WHAT NEEDS TO BE DONE
Your task is to copy every record exactly.

LISTED RECORDS
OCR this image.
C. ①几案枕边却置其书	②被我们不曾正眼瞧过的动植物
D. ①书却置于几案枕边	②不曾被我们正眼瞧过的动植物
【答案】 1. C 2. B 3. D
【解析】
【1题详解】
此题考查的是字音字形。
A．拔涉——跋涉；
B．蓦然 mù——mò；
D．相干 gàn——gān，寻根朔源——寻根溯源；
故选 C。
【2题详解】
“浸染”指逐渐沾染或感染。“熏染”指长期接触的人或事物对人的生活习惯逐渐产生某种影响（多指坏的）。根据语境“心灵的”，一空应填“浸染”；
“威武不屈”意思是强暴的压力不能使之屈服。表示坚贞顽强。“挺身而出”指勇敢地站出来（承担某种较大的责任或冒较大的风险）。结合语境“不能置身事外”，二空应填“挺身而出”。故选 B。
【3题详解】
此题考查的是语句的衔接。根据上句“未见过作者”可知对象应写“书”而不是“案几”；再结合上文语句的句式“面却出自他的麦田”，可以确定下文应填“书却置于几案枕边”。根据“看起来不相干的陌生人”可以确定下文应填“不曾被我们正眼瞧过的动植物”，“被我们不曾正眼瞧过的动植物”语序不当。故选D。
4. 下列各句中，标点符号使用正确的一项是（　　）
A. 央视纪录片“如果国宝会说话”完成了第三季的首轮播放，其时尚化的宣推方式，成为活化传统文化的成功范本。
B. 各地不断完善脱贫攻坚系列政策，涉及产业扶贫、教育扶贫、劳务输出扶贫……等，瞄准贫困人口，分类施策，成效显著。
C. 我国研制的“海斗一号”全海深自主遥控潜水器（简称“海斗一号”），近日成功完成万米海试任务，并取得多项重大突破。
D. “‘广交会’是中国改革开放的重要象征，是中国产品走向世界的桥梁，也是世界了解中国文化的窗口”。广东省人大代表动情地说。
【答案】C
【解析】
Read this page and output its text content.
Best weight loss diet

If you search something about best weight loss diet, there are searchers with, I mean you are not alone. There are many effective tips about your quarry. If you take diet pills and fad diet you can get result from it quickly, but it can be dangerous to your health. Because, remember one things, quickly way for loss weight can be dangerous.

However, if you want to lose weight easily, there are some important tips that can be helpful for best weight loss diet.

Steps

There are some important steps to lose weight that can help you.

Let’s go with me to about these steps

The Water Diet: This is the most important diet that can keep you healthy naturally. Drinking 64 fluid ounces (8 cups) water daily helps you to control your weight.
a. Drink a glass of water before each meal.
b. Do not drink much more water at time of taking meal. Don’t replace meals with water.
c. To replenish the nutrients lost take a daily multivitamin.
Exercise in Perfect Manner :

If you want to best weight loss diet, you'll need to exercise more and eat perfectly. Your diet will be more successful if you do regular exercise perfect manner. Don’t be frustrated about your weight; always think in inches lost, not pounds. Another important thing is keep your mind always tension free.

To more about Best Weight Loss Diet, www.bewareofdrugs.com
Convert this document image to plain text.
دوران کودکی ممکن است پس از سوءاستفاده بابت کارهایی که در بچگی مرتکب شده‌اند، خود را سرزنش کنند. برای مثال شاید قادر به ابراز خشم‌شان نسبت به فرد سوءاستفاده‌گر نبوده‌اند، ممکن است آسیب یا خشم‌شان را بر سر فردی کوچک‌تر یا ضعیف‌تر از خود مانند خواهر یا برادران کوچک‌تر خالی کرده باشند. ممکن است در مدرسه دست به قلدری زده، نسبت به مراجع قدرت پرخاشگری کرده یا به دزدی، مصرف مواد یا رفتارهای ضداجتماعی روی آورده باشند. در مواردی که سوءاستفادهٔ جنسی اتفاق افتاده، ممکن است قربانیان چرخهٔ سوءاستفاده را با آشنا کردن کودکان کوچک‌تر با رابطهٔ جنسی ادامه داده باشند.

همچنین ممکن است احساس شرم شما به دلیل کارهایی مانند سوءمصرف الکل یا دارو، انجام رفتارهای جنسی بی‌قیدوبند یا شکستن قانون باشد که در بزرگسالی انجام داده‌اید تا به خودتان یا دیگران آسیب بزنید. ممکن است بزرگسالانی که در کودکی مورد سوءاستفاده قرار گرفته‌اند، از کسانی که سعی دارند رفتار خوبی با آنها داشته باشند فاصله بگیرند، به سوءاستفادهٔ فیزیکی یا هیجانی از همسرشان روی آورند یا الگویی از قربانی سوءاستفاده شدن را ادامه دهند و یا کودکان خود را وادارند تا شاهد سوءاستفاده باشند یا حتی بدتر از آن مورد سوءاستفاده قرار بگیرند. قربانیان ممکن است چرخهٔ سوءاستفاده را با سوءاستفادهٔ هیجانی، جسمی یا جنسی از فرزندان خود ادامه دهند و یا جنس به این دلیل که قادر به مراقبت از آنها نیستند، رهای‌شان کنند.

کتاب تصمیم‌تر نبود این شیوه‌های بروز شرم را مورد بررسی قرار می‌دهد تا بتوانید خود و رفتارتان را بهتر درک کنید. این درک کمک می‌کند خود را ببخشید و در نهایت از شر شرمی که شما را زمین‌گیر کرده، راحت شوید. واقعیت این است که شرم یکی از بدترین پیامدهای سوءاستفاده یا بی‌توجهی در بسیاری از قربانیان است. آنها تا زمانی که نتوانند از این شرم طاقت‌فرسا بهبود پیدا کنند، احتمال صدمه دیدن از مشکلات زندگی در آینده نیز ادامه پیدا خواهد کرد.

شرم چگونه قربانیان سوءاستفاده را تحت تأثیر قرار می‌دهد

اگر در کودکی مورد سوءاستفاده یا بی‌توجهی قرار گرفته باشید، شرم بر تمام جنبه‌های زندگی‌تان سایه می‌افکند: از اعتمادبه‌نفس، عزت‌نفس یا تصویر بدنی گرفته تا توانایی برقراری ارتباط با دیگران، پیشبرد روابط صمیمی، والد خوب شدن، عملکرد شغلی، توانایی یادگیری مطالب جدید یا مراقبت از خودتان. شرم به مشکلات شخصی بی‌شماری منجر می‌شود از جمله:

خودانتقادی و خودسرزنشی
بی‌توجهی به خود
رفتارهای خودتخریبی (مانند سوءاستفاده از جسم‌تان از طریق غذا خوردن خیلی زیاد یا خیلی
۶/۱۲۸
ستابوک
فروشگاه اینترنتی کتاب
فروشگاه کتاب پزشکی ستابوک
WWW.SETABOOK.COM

EXERCISE ANSWER
OCR this image.
C. ①几案枕边却置其书	②被我们不曾正眼瞧过的动植物
D. ①书却置于几案枕边	②不曾被我们正眼瞧过的动植物
【答案】 1. C 2. B 3. D
【解析】
【1题详解】
此题考查的是字音字形。
A．拔涉——跋涉；
B．蓦然 mù——mò；
D．相干 gàn——gān，寻根朔源——寻根溯源；
故选 C。
【2题详解】
“浸染”指逐渐沾染或感染。“熏染”指长期接触的人或事物对人的生活习惯逐渐产生某种影响（多指坏的）。根据语境“心灵的”，一空应填“浸染”；
“威武不屈”意思是强暴的压力不能使之屈服。表示坚贞顽强。“挺身而出”指勇敢地站出来（承担某种较大的责任或冒较大的风险）。结合语境“不能置身事外”，二空应填“挺身而出”。故选 B。
【3题详解】
此题考查的是语句的衔接。根据上句“未见过作者”可知对象应写“书”而不是“案几”；再结合上文语句的句式“面却出自他的麦田”，可以确定下文应填“书却置于几案枕边”。根据“看起来不相干的陌生人”可以确定下文应填“不曾被我们正眼瞧过的动植物”，“被我们不曾正眼瞧过的动植物”语序不当。故选D。
4. 下列各句中，标点符号使用正确的一项是（　　）
A. 央视纪录片“如果国宝会说话”完成了第三季的首轮播放，其时尚化的宣推方式，成为活化传统文化的成功范本。
B. 各地不断完善脱贫攻坚系列政策，涉及产业扶贫、教育扶贫、劳务输出扶贫……等，瞄准贫困人口，分类施策，成效显著。
C. 我国研制的“海斗一号”全海深自主遥控潜水器（简称“海斗一号”），近日成功完成万米海试任务，并取得多项重大突破。
D. “‘广交会’是中国改革开放的重要象征，是中国产品走向世界的桥梁，也是世界了解中国文化的窗口”。广东省人大代表动情地说。
【答案】C
【解析】
Read this page and output its text content.
Best weight loss diet

If you search something about best weight loss diet, there are searchers with, I mean you are not alone. There are many effective tips about your quarry. If you take diet pills and fad diet you can get result from it quickly, but it can be dangerous to your health. Because, remember one things, quickly way for loss weight can be dangerous.

However, if you want to lose weight easily, there are some important tips that can be helpful for best weight loss diet.

Steps

There are some important steps to lose weight that can help you.

Let’s go with me to about these steps

The Water Diet: This is the most important diet that can keep you healthy naturally. Drinking 64 fluid ounces (8 cups) water daily helps you to control your weight.
a. Drink a glass of water before each meal.
b. Do not drink much more water at time of taking meal. Don’t replace meals with water.
c. To replenish the nutrients lost take a daily multivitamin.
Exercise in Perfect Manner :

If you want to best weight loss diet, you'll need to exercise more and eat perfectly. Your diet will be more successful if you do regular exercise perfect manner. Don’t be frustrated about your weight; always think in inches lost, not pounds. Another important thing is keep your mind always tension free.

To more about Best Weight Loss Diet, www.bewareofdrugs.com
Convert this document image to plain text.
دوران کودکی ممکن است پس از سوءاستفاده بابت کارهایی که در بچگی مرتکب شده‌اند، خود را سرزنش کنند. برای مثال شاید قادر به ابراز خشم‌شان نسبت به فرد سوءاستفاده‌گر نبوده‌اند، ممکن است آسیب یا خشم‌شان را بر سر فردی کوچک‌تر یا ضعیف‌تر از خود مانند خواهر یا برادران کوچک‌تر خالی کرده باشند. ممکن است در مدرسه دست به قلدری زده، نسبت به مراجع قدرت پرخاشگری کرده یا به دزدی، مصرف مواد یا رفتارهای ضداجتماعی روی آورده باشند. در مواردی که سوءاستفادهٔ جنسی اتفاق افتاده، ممکن است قربانیان چرخهٔ سوءاستفاده را با آشنا کردن کودکان کوچک‌تر با رابطهٔ جنسی ادامه داده باشند.

همچنین ممکن است احساس شرم شما به دلیل کارهایی مانند سوءمصرف الکل یا دارو، انجام رفتارهای جنسی بی‌قیدوبند یا شکستن قانون باشد که در بزرگسالی انجام داده‌اید تا به خودتان یا دیگران آسیب بزنید. ممکن است بزرگسالانی که در کودکی مورد سوءاستفاده قرار گرفته‌اند، از کسانی که سعی دارند رفتار خوبی با آنها داشته باشند فاصله بگیرند، به سوءاستفادهٔ فیزیکی یا هیجانی از همسرشان روی آورند یا الگویی از قربانی سوءاستفاده شدن را ادامه دهند و یا کودکان خود را وادارند تا شاهد سوءاستفاده باشند یا حتی بدتر از آن مورد سوءاستفاده قرار بگیرند. قربانیان ممکن است چرخهٔ سوءاستفاده را با سوءاستفادهٔ هیجانی، جسمی یا جنسی از فرزندان خود ادامه دهند و یا جنس به این دلیل که قادر به مراقبت از آنها نیستند، رهای‌شان کنند.

کتاب تصمیم‌تر نبود این شیوه‌های بروز شرم را مورد بررسی قرار می‌دهد تا بتوانید خود و رفتارتان را بهتر درک کنید. این درک کمک می‌کند خود را ببخشید و در نهایت از شر شرمی که شما را زمین‌گیر کرده، راحت شوید. واقعیت این است که شرم یکی از بدترین پیامدهای سوءاستفاده یا بی‌توجهی در بسیاری از قربانیان است. آنها تا زمانی که نتوانند از این شرم طاقت‌فرسا بهبود پیدا کنند، احتمال صدمه دیدن از مشکلات زندگی در آینده نیز ادامه پیدا خواهد کرد.

شرم چگونه قربانیان سوءاستفاده را تحت تأثیر قرار می‌دهد

اگر در کودکی مورد سوءاستفاده یا بی‌توجهی قرار گرفته باشید، شرم بر تمام جنبه‌های زندگی‌تان سایه می‌افکند: از اعتمادبه‌نفس، عزت‌نفس یا تصویر بدنی گرفته تا توانایی برقراری ارتباط با دیگران، پیشبرد روابط صمیمی، والد خوب شدن، عملکرد شغلی، توانایی یادگیری مطالب جدید یا مراقبت از خودتان. شرم به مشکلات شخصی بی‌شماری منجر می‌شود از جمله:

خودانتقادی و خودسرزنشی
بی‌توجهی به خود
رفتارهای خودتخریبی (مانند سوءاستفاده از جسم‌تان از طریق غذا خوردن خیلی زیاد یا خیلی
۶/۱۲۸
ستابوک
فروشگاه اینترنتی کتاب
فروشگاه کتاب پزشکی ستابوک
WWW.SETABOOK.COM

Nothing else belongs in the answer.